Task inputs:
=====
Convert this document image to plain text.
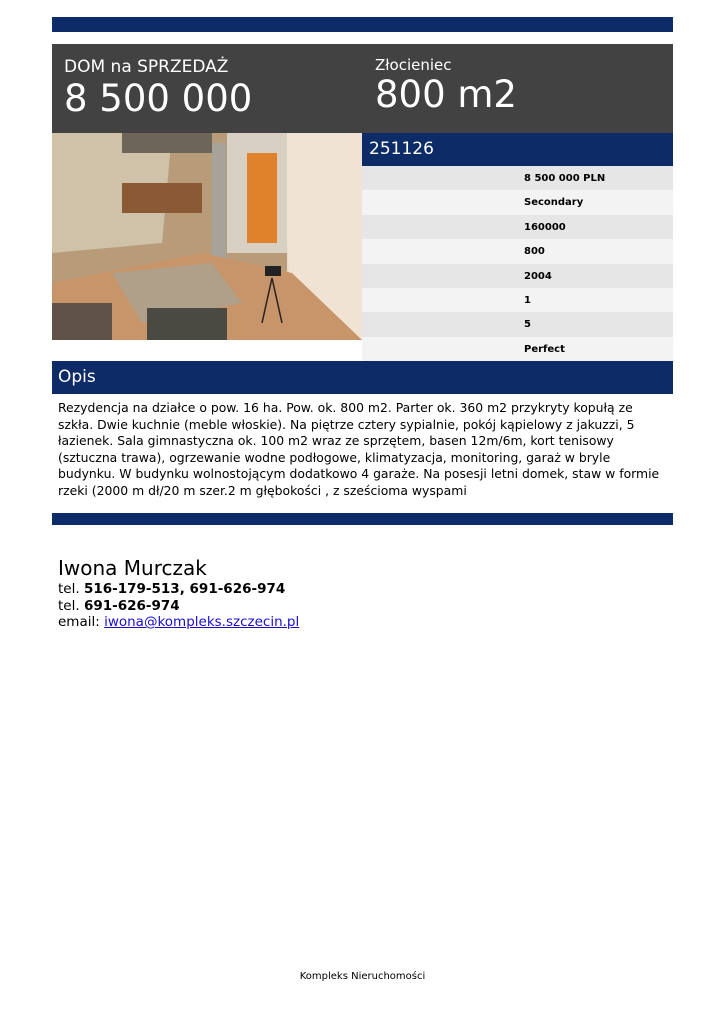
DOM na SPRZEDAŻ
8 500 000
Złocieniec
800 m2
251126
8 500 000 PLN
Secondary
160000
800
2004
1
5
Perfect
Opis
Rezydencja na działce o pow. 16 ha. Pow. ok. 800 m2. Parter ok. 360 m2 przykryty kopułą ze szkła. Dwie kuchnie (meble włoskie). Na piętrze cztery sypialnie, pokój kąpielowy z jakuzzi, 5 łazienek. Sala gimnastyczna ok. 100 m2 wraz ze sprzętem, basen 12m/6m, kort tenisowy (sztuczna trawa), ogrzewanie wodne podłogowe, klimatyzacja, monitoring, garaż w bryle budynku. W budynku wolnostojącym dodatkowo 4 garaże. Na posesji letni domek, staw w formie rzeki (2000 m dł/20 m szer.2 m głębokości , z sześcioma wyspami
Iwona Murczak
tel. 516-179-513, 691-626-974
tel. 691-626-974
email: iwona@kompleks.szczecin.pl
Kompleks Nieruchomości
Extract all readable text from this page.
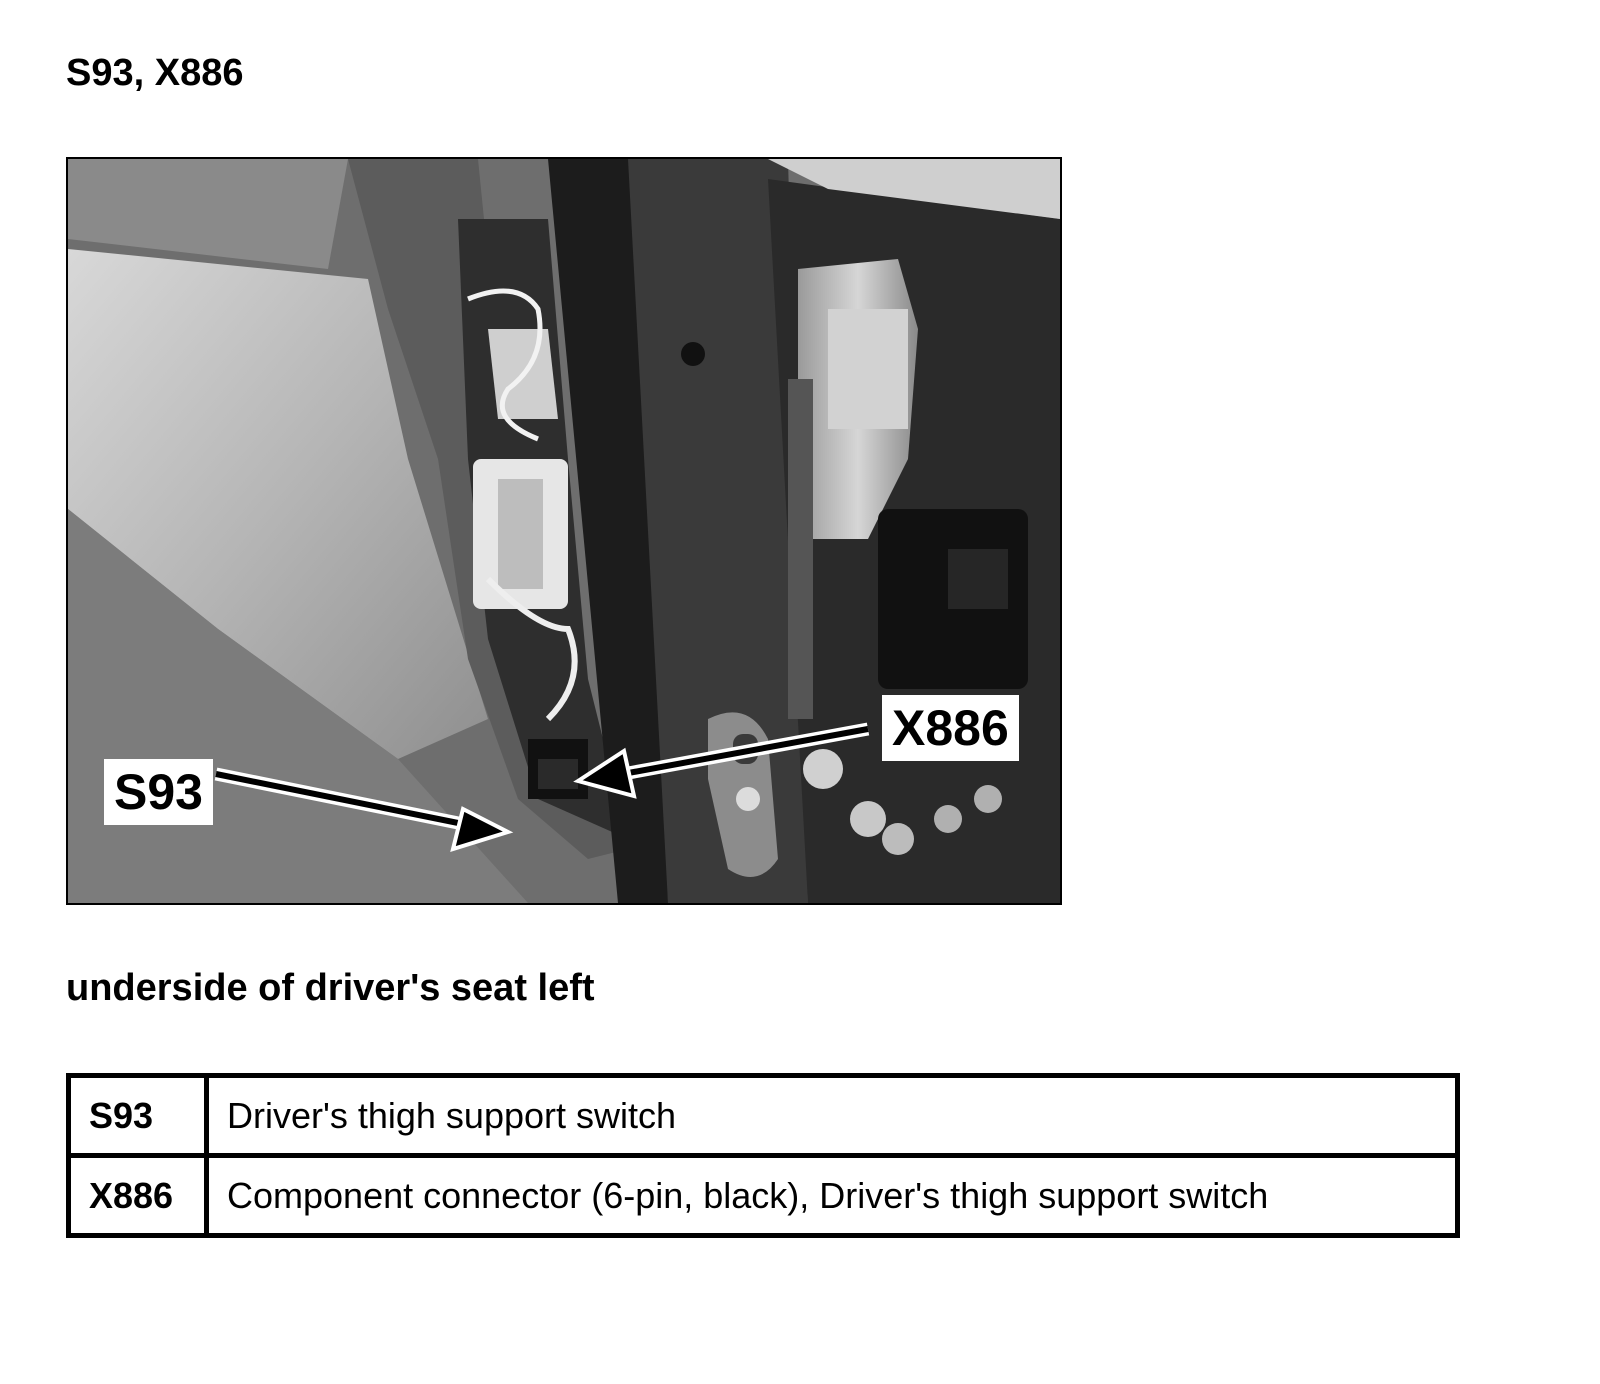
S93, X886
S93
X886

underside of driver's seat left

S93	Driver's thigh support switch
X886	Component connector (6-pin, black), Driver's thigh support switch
=====
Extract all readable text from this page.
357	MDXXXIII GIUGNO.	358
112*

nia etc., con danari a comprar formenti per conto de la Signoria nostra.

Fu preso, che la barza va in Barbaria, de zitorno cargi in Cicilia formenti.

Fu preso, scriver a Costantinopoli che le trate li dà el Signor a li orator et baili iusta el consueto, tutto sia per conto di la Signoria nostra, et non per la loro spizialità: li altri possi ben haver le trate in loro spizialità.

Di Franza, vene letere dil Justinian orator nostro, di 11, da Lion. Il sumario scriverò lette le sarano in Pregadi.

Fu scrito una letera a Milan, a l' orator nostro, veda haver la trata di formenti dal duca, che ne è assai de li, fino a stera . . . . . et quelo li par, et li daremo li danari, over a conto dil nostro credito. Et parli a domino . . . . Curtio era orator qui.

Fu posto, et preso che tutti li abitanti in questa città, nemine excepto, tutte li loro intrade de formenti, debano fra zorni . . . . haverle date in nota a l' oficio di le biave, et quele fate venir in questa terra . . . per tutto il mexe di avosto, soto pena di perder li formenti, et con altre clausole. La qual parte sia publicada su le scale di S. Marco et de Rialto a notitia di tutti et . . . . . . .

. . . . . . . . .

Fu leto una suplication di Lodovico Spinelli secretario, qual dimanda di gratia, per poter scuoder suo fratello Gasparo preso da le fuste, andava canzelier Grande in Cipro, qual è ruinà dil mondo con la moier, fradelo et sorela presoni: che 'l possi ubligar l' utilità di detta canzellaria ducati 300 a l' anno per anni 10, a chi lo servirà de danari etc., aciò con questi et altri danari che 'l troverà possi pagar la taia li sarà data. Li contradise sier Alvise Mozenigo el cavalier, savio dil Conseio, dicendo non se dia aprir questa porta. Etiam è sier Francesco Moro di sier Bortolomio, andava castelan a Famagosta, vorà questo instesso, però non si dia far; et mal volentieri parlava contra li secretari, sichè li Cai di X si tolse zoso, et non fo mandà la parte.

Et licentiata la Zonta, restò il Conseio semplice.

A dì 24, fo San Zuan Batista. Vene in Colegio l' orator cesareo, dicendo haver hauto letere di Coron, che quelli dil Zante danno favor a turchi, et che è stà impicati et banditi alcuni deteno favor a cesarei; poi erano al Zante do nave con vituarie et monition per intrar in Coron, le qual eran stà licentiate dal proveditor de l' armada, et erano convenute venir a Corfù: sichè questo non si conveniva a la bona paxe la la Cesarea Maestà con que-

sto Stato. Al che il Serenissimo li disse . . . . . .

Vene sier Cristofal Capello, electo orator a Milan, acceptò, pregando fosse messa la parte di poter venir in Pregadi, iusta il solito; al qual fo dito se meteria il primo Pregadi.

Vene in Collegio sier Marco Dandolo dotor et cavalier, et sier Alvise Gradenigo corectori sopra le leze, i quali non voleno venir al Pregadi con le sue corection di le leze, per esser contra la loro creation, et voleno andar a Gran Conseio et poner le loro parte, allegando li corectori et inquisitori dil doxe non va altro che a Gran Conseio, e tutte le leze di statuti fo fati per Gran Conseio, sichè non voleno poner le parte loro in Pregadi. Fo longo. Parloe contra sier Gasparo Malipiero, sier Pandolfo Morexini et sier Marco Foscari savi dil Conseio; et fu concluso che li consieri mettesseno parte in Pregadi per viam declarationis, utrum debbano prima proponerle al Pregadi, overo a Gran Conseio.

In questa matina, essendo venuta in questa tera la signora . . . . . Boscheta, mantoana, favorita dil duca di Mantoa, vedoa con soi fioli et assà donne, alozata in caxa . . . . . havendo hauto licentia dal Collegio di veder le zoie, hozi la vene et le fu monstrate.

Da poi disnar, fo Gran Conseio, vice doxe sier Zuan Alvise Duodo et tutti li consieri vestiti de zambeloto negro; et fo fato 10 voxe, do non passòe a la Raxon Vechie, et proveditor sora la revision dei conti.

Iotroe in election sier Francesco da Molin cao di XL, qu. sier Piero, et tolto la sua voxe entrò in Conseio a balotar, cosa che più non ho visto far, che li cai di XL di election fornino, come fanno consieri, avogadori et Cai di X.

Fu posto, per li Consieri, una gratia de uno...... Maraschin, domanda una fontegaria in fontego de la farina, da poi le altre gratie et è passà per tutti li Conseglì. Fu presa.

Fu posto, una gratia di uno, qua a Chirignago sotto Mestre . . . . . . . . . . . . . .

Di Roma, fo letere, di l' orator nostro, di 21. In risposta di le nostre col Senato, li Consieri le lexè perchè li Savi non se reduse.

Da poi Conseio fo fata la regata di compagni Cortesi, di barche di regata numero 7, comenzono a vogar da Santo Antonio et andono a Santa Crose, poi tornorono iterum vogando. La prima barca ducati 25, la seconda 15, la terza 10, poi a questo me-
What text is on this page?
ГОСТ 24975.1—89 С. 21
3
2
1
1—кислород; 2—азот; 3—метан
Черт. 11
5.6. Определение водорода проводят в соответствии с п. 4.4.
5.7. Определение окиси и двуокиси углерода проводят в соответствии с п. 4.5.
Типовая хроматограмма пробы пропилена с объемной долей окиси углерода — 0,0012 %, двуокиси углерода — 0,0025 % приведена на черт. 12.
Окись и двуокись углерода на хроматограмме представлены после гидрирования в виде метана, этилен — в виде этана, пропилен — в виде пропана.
=====
Your objective: Only the count is needed: the number of lines in the data that include the word "проводят".

Task response: 2